To do:
Copy every line of the following data that includes the string "buku".

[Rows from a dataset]
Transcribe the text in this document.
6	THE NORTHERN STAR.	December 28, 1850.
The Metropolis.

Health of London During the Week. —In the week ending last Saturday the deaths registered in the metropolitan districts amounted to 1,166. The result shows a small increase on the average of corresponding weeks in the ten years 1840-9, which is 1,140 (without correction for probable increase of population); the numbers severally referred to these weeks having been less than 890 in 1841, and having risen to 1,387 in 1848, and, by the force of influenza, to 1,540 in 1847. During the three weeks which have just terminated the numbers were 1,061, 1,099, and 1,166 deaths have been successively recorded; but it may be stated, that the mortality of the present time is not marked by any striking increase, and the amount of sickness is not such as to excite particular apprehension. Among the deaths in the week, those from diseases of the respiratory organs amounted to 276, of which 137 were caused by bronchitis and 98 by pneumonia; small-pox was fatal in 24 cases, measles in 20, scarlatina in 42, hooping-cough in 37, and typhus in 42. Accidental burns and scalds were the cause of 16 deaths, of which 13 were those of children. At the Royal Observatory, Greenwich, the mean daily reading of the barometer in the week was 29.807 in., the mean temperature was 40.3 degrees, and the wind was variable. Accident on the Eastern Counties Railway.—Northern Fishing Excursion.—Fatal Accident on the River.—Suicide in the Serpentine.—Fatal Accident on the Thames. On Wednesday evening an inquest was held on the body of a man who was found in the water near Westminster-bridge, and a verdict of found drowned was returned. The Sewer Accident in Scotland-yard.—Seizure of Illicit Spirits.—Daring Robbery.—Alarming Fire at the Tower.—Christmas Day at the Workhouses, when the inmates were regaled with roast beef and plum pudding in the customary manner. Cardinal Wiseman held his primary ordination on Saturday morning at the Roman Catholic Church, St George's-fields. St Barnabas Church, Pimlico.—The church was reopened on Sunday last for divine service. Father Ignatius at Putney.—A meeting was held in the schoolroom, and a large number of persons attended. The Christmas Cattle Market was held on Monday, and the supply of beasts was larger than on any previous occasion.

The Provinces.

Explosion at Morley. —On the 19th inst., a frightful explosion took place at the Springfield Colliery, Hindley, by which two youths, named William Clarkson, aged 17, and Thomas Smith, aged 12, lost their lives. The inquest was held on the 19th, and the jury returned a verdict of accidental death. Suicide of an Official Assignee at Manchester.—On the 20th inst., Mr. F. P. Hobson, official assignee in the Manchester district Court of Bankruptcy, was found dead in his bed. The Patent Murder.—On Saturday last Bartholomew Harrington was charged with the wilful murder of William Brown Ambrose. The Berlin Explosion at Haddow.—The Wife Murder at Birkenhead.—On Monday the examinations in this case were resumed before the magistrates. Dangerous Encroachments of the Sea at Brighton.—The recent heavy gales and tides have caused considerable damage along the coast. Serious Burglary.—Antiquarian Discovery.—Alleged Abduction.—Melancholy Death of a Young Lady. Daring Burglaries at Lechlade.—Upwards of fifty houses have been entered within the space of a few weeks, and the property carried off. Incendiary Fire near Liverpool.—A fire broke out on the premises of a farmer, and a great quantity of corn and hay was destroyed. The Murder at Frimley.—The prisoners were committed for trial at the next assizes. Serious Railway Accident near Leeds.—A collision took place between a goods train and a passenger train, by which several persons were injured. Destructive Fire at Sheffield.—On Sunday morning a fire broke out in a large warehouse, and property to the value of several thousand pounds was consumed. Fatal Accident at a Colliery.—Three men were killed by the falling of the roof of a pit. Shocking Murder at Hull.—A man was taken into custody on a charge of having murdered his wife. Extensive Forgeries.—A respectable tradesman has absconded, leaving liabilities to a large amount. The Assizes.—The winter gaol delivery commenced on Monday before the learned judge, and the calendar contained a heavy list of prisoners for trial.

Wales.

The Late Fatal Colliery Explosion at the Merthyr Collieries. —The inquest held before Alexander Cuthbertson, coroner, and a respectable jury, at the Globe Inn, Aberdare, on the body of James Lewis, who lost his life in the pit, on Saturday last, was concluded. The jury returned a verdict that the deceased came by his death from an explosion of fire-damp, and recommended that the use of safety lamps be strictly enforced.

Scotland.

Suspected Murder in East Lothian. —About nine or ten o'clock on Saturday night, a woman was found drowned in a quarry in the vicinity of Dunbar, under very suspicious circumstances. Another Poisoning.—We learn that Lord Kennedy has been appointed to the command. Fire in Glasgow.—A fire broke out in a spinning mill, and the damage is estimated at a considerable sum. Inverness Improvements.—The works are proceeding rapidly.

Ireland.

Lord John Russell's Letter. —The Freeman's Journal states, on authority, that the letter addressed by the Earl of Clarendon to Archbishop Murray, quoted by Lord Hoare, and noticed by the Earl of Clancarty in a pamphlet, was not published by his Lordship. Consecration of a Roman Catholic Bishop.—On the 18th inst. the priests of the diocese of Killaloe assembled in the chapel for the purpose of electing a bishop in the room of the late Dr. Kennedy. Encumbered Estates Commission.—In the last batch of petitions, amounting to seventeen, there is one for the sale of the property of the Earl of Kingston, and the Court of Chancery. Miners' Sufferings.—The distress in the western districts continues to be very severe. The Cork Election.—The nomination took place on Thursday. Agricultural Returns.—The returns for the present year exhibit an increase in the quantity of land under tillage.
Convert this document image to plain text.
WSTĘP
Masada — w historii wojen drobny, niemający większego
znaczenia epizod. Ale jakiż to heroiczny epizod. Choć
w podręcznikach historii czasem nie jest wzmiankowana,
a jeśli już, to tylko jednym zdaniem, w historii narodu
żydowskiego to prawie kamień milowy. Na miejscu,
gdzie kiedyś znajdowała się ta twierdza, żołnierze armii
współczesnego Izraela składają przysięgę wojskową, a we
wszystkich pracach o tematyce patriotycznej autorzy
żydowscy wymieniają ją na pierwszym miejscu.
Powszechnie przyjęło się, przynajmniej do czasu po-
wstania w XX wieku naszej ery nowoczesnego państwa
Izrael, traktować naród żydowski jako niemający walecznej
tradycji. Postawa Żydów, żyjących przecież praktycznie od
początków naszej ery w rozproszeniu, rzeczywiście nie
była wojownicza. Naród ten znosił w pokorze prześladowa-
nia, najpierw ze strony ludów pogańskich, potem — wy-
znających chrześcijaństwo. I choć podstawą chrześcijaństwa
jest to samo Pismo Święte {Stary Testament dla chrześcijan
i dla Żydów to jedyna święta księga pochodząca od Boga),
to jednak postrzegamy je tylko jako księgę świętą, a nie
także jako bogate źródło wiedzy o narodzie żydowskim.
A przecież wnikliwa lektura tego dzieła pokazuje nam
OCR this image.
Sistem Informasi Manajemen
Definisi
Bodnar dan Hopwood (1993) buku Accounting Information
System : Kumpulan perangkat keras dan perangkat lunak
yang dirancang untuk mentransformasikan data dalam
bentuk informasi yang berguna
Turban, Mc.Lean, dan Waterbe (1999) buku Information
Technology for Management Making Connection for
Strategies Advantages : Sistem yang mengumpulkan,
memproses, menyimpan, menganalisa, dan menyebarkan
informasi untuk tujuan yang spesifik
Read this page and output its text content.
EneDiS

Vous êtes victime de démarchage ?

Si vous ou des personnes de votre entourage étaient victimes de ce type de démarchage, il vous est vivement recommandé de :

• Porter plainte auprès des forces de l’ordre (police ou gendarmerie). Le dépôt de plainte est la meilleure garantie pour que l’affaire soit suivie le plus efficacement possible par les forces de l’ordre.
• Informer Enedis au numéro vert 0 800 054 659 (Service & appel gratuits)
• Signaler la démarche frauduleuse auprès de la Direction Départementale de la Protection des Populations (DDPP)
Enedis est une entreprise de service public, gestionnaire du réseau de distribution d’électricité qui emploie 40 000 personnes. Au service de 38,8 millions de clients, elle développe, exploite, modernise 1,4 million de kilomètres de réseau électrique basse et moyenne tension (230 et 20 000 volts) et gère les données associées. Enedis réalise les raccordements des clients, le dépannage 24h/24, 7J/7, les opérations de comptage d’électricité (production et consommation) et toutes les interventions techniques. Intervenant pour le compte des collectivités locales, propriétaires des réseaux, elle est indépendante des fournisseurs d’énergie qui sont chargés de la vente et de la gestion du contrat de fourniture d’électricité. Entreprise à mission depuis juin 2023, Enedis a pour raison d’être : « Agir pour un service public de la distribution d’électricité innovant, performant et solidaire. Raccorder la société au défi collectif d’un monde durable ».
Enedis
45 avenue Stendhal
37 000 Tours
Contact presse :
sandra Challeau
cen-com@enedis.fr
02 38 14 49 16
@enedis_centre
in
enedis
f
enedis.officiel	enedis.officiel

Result:
Bodnar dan Hopwood (1993) buku Accounting Information
Turban, Mc.Lean, dan Waterbe (1999) buku Information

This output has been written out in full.